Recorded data
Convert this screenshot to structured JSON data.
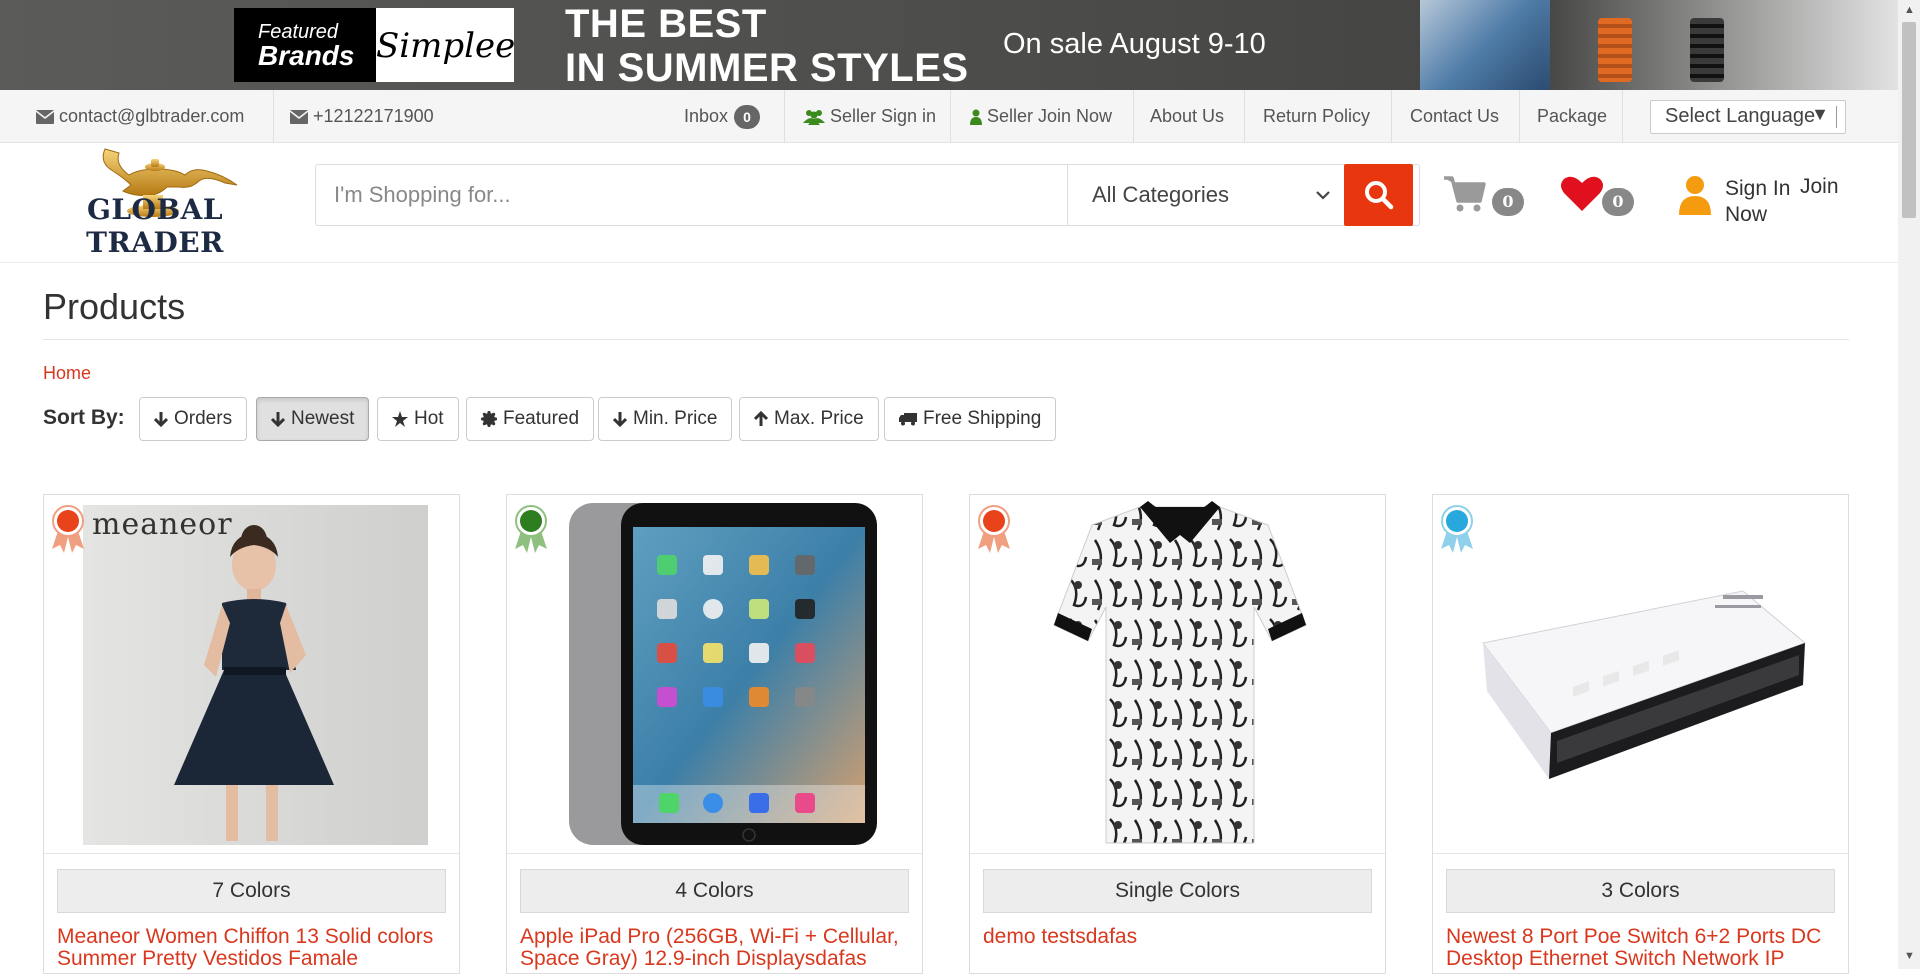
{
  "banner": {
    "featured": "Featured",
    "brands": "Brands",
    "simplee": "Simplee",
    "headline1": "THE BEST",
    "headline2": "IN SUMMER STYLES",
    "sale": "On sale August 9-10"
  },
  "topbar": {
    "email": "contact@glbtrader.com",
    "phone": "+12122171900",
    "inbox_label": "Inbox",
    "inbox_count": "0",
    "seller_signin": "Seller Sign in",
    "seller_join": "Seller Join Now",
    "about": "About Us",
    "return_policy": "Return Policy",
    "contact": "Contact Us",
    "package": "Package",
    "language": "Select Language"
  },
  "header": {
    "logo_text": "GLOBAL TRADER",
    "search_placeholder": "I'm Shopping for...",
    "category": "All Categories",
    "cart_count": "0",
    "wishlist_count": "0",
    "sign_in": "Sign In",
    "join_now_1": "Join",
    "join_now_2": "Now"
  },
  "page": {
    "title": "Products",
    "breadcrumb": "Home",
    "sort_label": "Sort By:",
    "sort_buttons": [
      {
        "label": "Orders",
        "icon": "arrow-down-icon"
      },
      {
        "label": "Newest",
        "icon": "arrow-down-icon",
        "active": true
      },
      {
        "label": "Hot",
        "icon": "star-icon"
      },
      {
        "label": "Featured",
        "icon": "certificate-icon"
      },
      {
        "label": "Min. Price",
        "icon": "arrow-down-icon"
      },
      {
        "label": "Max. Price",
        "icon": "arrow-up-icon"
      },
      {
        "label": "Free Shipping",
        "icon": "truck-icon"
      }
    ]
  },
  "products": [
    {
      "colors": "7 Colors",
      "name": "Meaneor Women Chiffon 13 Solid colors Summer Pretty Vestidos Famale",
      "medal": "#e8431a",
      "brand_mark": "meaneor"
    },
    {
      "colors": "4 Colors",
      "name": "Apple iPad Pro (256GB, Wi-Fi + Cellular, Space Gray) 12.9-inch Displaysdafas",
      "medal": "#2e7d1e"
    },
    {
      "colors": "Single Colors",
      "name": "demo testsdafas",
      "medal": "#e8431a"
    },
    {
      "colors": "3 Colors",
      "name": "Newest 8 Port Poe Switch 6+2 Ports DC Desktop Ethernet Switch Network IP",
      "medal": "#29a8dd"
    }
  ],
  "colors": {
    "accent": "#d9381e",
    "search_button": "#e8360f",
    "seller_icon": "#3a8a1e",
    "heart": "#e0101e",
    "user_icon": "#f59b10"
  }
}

STATED TASK:
Set every line down exactly as written, leaving each picture out.

EXERCISE OUTPUT:
Convert this screenshot to structured JSON data.
{
  "banner": {
    "featured": "Featured",
    "brands": "Brands",
    "simplee": "Simplee",
    "headline1": "THE BEST",
    "headline2": "IN SUMMER STYLES",
    "sale": "On sale August 9-10"
  },
  "topbar": {
    "email": "contact@glbtrader.com",
    "phone": "+12122171900",
    "inbox_label": "Inbox",
    "inbox_count": "0",
    "seller_signin": "Seller Sign in",
    "seller_join": "Seller Join Now",
    "about": "About Us",
    "return_policy": "Return Policy",
    "contact": "Contact Us",
    "package": "Package",
    "language": "Select Language"
  },
  "header": {
    "logo_text": "GLOBAL TRADER",
    "search_placeholder": "I'm Shopping for...",
    "category": "All Categories",
    "cart_count": "0",
    "wishlist_count": "0",
    "sign_in": "Sign In",
    "join_now_1": "Join",
    "join_now_2": "Now"
  },
  "page": {
    "title": "Products",
    "breadcrumb": "Home",
    "sort_label": "Sort By:",
    "sort_buttons": [
      {
        "label": "Orders",
        "icon": "arrow-down-icon"
      },
      {
        "label": "Newest",
        "icon": "arrow-down-icon",
        "active": true
      },
      {
        "label": "Hot",
        "icon": "star-icon"
      },
      {
        "label": "Featured",
        "icon": "certificate-icon"
      },
      {
        "label": "Min. Price",
        "icon": "arrow-down-icon"
      },
      {
        "label": "Max. Price",
        "icon": "arrow-up-icon"
      },
      {
        "label": "Free Shipping",
        "icon": "truck-icon"
      }
    ]
  },
  "products": [
    {
      "colors": "7 Colors",
      "name": "Meaneor Women Chiffon 13 Solid colors Summer Pretty Vestidos Famale",
      "medal": "#e8431a",
      "brand_mark": "meaneor"
    },
    {
      "colors": "4 Colors",
      "name": "Apple iPad Pro (256GB, Wi-Fi + Cellular, Space Gray) 12.9-inch Displaysdafas",
      "medal": "#2e7d1e"
    },
    {
      "colors": "Single Colors",
      "name": "demo testsdafas",
      "medal": "#e8431a"
    },
    {
      "colors": "3 Colors",
      "name": "Newest 8 Port Poe Switch 6+2 Ports DC Desktop Ethernet Switch Network IP",
      "medal": "#29a8dd"
    }
  ],
  "colors": {
    "accent": "#d9381e",
    "search_button": "#e8360f",
    "seller_icon": "#3a8a1e",
    "heart": "#e0101e",
    "user_icon": "#f59b10"
  }
}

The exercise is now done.